*Excerpted data*:
========
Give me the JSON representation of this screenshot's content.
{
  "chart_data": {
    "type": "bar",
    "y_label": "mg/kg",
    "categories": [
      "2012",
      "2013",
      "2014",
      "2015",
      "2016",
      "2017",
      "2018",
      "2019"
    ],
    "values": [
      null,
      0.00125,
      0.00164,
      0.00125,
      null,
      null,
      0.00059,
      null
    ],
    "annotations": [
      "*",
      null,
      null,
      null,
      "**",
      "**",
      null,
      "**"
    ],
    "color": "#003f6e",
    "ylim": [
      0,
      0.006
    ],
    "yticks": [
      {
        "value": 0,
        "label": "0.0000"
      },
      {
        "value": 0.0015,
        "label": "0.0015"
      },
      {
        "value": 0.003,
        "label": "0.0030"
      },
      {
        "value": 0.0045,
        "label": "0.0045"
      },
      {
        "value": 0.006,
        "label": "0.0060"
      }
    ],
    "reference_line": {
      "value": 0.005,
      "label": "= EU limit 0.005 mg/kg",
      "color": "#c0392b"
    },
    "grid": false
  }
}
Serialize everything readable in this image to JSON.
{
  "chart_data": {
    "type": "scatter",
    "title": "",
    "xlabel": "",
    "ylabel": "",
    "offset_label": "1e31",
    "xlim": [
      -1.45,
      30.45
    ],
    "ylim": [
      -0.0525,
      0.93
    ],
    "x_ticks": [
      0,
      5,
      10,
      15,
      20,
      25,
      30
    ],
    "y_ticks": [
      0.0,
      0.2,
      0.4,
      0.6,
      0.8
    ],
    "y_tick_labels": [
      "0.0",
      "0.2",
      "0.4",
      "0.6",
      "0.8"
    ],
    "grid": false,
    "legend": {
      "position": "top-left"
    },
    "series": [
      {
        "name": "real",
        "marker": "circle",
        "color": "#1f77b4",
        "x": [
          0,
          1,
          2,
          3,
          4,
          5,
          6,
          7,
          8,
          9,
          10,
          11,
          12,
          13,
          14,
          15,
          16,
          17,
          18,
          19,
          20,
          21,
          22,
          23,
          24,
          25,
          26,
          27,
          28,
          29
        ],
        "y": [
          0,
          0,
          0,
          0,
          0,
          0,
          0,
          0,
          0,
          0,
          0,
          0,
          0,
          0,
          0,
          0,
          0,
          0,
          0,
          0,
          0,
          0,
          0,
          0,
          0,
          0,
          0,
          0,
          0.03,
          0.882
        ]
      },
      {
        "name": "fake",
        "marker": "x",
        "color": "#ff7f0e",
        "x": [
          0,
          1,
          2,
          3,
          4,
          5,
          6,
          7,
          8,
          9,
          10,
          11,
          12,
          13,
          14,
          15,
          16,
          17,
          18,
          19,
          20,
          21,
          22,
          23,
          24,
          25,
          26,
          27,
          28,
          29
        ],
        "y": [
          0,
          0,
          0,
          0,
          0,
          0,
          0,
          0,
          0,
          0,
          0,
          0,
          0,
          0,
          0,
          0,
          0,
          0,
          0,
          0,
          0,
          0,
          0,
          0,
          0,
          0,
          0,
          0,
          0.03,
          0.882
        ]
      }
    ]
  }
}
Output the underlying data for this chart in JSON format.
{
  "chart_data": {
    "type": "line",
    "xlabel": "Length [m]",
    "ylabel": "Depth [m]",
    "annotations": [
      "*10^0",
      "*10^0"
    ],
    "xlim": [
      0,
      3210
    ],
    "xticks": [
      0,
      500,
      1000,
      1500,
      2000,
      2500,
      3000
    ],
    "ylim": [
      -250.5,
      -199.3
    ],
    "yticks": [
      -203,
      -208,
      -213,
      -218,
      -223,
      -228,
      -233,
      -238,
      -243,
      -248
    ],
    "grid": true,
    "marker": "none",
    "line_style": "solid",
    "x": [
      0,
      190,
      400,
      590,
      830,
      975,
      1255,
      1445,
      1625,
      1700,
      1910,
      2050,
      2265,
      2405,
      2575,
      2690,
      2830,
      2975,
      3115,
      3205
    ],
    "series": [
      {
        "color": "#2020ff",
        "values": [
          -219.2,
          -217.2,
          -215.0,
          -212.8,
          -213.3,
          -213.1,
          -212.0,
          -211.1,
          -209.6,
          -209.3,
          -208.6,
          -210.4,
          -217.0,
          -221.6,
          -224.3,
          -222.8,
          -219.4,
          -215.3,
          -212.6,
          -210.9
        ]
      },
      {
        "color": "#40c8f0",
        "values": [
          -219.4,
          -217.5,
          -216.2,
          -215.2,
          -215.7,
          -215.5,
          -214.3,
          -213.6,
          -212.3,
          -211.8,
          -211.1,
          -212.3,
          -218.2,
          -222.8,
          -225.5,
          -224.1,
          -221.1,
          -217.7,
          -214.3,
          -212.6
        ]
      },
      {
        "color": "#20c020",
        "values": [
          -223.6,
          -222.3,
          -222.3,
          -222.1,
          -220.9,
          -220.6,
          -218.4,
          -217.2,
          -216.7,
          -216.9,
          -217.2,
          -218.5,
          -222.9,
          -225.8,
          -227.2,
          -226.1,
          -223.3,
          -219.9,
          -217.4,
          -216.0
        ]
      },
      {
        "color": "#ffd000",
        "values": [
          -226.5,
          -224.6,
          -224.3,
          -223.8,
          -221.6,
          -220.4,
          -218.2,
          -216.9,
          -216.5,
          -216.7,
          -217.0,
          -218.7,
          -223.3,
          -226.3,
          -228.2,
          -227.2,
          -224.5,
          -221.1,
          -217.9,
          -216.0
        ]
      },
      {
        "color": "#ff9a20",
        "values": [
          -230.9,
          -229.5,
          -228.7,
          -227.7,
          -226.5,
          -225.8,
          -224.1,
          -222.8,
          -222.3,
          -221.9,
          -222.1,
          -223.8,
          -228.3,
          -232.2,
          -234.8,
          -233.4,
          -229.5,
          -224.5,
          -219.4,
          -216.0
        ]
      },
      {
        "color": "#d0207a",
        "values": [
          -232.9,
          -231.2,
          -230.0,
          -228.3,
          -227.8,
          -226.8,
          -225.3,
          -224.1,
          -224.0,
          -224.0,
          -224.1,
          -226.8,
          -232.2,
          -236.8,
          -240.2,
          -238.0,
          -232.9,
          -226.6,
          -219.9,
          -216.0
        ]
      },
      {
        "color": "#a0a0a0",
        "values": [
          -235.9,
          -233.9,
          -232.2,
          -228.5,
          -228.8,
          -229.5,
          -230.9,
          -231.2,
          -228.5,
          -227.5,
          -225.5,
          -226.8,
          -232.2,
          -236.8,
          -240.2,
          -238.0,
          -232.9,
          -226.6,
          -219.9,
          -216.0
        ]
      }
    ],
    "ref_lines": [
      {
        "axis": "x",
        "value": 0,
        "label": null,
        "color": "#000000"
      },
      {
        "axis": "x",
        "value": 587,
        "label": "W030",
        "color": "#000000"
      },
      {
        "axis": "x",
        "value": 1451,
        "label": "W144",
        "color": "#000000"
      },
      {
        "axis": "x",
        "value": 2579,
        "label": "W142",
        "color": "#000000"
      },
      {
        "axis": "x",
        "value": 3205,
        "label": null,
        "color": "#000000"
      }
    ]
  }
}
========
Every entry needs to be retyped exactly.

Give me the JSON representation of this screenshot's content.
{
  "chart_data": {
    "type": "bar",
    "y_label": "mg/kg",
    "categories": [
      "2012",
      "2013",
      "2014",
      "2015",
      "2016",
      "2017",
      "2018",
      "2019"
    ],
    "values": [
      null,
      0.00125,
      0.00164,
      0.00125,
      null,
      null,
      0.00059,
      null
    ],
    "annotations": [
      "*",
      null,
      null,
      null,
      "**",
      "**",
      null,
      "**"
    ],
    "color": "#003f6e",
    "ylim": [
      0,
      0.006
    ],
    "yticks": [
      {
        "value": 0,
        "label": "0.0000"
      },
      {
        "value": 0.0015,
        "label": "0.0015"
      },
      {
        "value": 0.003,
        "label": "0.0030"
      },
      {
        "value": 0.0045,
        "label": "0.0045"
      },
      {
        "value": 0.006,
        "label": "0.0060"
      }
    ],
    "reference_line": {
      "value": 0.005,
      "label": "= EU limit 0.005 mg/kg",
      "color": "#c0392b"
    },
    "grid": false
  }
}
Serialize everything readable in this image to JSON.
{
  "chart_data": {
    "type": "scatter",
    "title": "",
    "xlabel": "",
    "ylabel": "",
    "offset_label": "1e31",
    "xlim": [
      -1.45,
      30.45
    ],
    "ylim": [
      -0.0525,
      0.93
    ],
    "x_ticks": [
      0,
      5,
      10,
      15,
      20,
      25,
      30
    ],
    "y_ticks": [
      0.0,
      0.2,
      0.4,
      0.6,
      0.8
    ],
    "y_tick_labels": [
      "0.0",
      "0.2",
      "0.4",
      "0.6",
      "0.8"
    ],
    "grid": false,
    "legend": {
      "position": "top-left"
    },
    "series": [
      {
        "name": "real",
        "marker": "circle",
        "color": "#1f77b4",
        "x": [
          0,
          1,
          2,
          3,
          4,
          5,
          6,
          7,
          8,
          9,
          10,
          11,
          12,
          13,
          14,
          15,
          16,
          17,
          18,
          19,
          20,
          21,
          22,
          23,
          24,
          25,
          26,
          27,
          28,
          29
        ],
        "y": [
          0,
          0,
          0,
          0,
          0,
          0,
          0,
          0,
          0,
          0,
          0,
          0,
          0,
          0,
          0,
          0,
          0,
          0,
          0,
          0,
          0,
          0,
          0,
          0,
          0,
          0,
          0,
          0,
          0.03,
          0.882
        ]
      },
      {
        "name": "fake",
        "marker": "x",
        "color": "#ff7f0e",
        "x": [
          0,
          1,
          2,
          3,
          4,
          5,
          6,
          7,
          8,
          9,
          10,
          11,
          12,
          13,
          14,
          15,
          16,
          17,
          18,
          19,
          20,
          21,
          22,
          23,
          24,
          25,
          26,
          27,
          28,
          29
        ],
        "y": [
          0,
          0,
          0,
          0,
          0,
          0,
          0,
          0,
          0,
          0,
          0,
          0,
          0,
          0,
          0,
          0,
          0,
          0,
          0,
          0,
          0,
          0,
          0,
          0,
          0,
          0,
          0,
          0,
          0.03,
          0.882
        ]
      }
    ]
  }
}
Output the underlying data for this chart in JSON format.
{
  "chart_data": {
    "type": "line",
    "xlabel": "Length [m]",
    "ylabel": "Depth [m]",
    "annotations": [
      "*10^0",
      "*10^0"
    ],
    "xlim": [
      0,
      3210
    ],
    "xticks": [
      0,
      500,
      1000,
      1500,
      2000,
      2500,
      3000
    ],
    "ylim": [
      -250.5,
      -199.3
    ],
    "yticks": [
      -203,
      -208,
      -213,
      -218,
      -223,
      -228,
      -233,
      -238,
      -243,
      -248
    ],
    "grid": true,
    "marker": "none",
    "line_style": "solid",
    "x": [
      0,
      190,
      400,
      590,
      830,
      975,
      1255,
      1445,
      1625,
      1700,
      1910,
      2050,
      2265,
      2405,
      2575,
      2690,
      2830,
      2975,
      3115,
      3205
    ],
    "series": [
      {
        "color": "#2020ff",
        "values": [
          -219.2,
          -217.2,
          -215.0,
          -212.8,
          -213.3,
          -213.1,
          -212.0,
          -211.1,
          -209.6,
          -209.3,
          -208.6,
          -210.4,
          -217.0,
          -221.6,
          -224.3,
          -222.8,
          -219.4,
          -215.3,
          -212.6,
          -210.9
        ]
      },
      {
        "color": "#40c8f0",
        "values": [
          -219.4,
          -217.5,
          -216.2,
          -215.2,
          -215.7,
          -215.5,
          -214.3,
          -213.6,
          -212.3,
          -211.8,
          -211.1,
          -212.3,
          -218.2,
          -222.8,
          -225.5,
          -224.1,
          -221.1,
          -217.7,
          -214.3,
          -212.6
        ]
      },
      {
        "color": "#20c020",
        "values": [
          -223.6,
          -222.3,
          -222.3,
          -222.1,
          -220.9,
          -220.6,
          -218.4,
          -217.2,
          -216.7,
          -216.9,
          -217.2,
          -218.5,
          -222.9,
          -225.8,
          -227.2,
          -226.1,
          -223.3,
          -219.9,
          -217.4,
          -216.0
        ]
      },
      {
        "color": "#ffd000",
        "values": [
          -226.5,
          -224.6,
          -224.3,
          -223.8,
          -221.6,
          -220.4,
          -218.2,
          -216.9,
          -216.5,
          -216.7,
          -217.0,
          -218.7,
          -223.3,
          -226.3,
          -228.2,
          -227.2,
          -224.5,
          -221.1,
          -217.9,
          -216.0
        ]
      },
      {
        "color": "#ff9a20",
        "values": [
          -230.9,
          -229.5,
          -228.7,
          -227.7,
          -226.5,
          -225.8,
          -224.1,
          -222.8,
          -222.3,
          -221.9,
          -222.1,
          -223.8,
          -228.3,
          -232.2,
          -234.8,
          -233.4,
          -229.5,
          -224.5,
          -219.4,
          -216.0
        ]
      },
      {
        "color": "#d0207a",
        "values": [
          -232.9,
          -231.2,
          -230.0,
          -228.3,
          -227.8,
          -226.8,
          -225.3,
          -224.1,
          -224.0,
          -224.0,
          -224.1,
          -226.8,
          -232.2,
          -236.8,
          -240.2,
          -238.0,
          -232.9,
          -226.6,
          -219.9,
          -216.0
        ]
      },
      {
        "color": "#a0a0a0",
        "values": [
          -235.9,
          -233.9,
          -232.2,
          -228.5,
          -228.8,
          -229.5,
          -230.9,
          -231.2,
          -228.5,
          -227.5,
          -225.5,
          -226.8,
          -232.2,
          -236.8,
          -240.2,
          -238.0,
          -232.9,
          -226.6,
          -219.9,
          -216.0
        ]
      }
    ],
    "ref_lines": [
      {
        "axis": "x",
        "value": 0,
        "label": null,
        "color": "#000000"
      },
      {
        "axis": "x",
        "value": 587,
        "label": "W030",
        "color": "#000000"
      },
      {
        "axis": "x",
        "value": 1451,
        "label": "W144",
        "color": "#000000"
      },
      {
        "axis": "x",
        "value": 2579,
        "label": "W142",
        "color": "#000000"
      },
      {
        "axis": "x",
        "value": 3205,
        "label": null,
        "color": "#000000"
      }
    ]
  }
}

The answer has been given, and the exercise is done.